%%

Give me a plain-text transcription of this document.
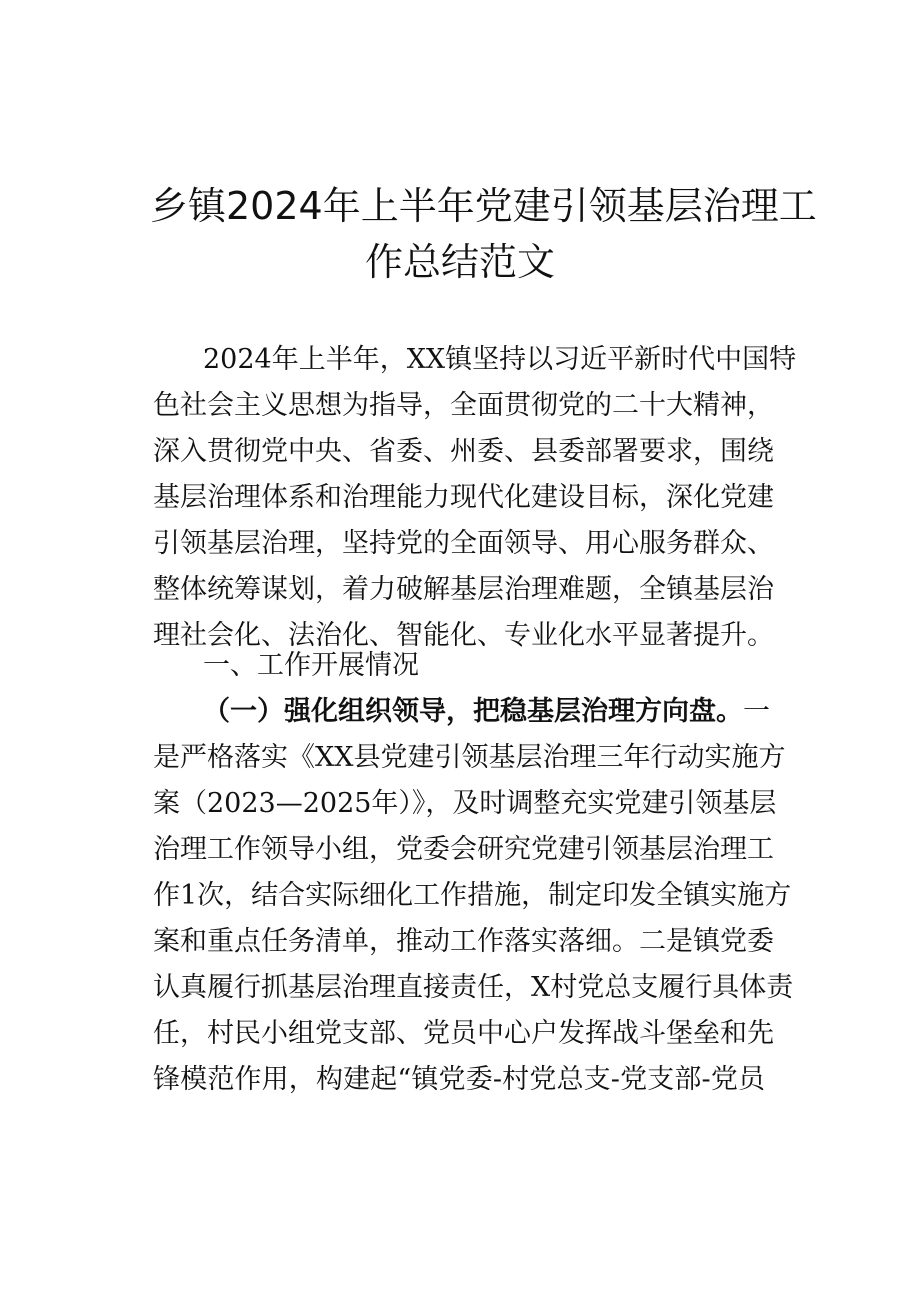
乡镇2024年上半年党建引领基层治理工
作总结范文
2024年上半年，XX镇坚持以习近平新时代中国特
色社会主义思想为指导，全面贯彻党的二十大精神，
深入贯彻党中央、省委、州委、县委部署要求，围绕
基层治理体系和治理能力现代化建设目标，深化党建
引领基层治理，坚持党的全面领导、用心服务群众、
整体统筹谋划，着力破解基层治理难题，全镇基层治
理社会化、法治化、智能化、专业化水平显著提升。
一、工作开展情况
（一）强化组织领导，把稳基层治理方向盘。 一
是严格落实《XX县党建引领基层治理三年行动实施方
案（2023—2025年）》，及时调整充实党建引领基层
治理工作领导小组，党委会研究党建引领基层治理工
作1次，结合实际细化工作措施，制定印发全镇实施方
案和重点任务清单，推动工作落实落细。二是镇党委
认真履行抓基层治理直接责任，X村党总支履行具体责
任，村民小组党支部、党员中心户发挥战斗堡垒和先
锋模范作用，构建起“镇党委-村党总支-党支部-党员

%%

Set problem: Would you set down the listing exactly, omitting pictures?

Solved exercise:
Give me a plain-text transcription of this document.
乡镇2024年上半年党建引领基层治理工
作总结范文
2024年上半年，XX镇坚持以习近平新时代中国特
色社会主义思想为指导，全面贯彻党的二十大精神，
深入贯彻党中央、省委、州委、县委部署要求，围绕
基层治理体系和治理能力现代化建设目标，深化党建
引领基层治理，坚持党的全面领导、用心服务群众、
整体统筹谋划，着力破解基层治理难题，全镇基层治
理社会化、法治化、智能化、专业化水平显著提升。
一、工作开展情况
（一）强化组织领导，把稳基层治理方向盘。 一
是严格落实《XX县党建引领基层治理三年行动实施方
案（2023—2025年）》，及时调整充实党建引领基层
治理工作领导小组，党委会研究党建引领基层治理工
作1次，结合实际细化工作措施，制定印发全镇实施方
案和重点任务清单，推动工作落实落细。二是镇党委
认真履行抓基层治理直接责任，X村党总支履行具体责
任，村民小组党支部、党员中心户发挥战斗堡垒和先
锋模范作用，构建起“镇党委-村党总支-党支部-党员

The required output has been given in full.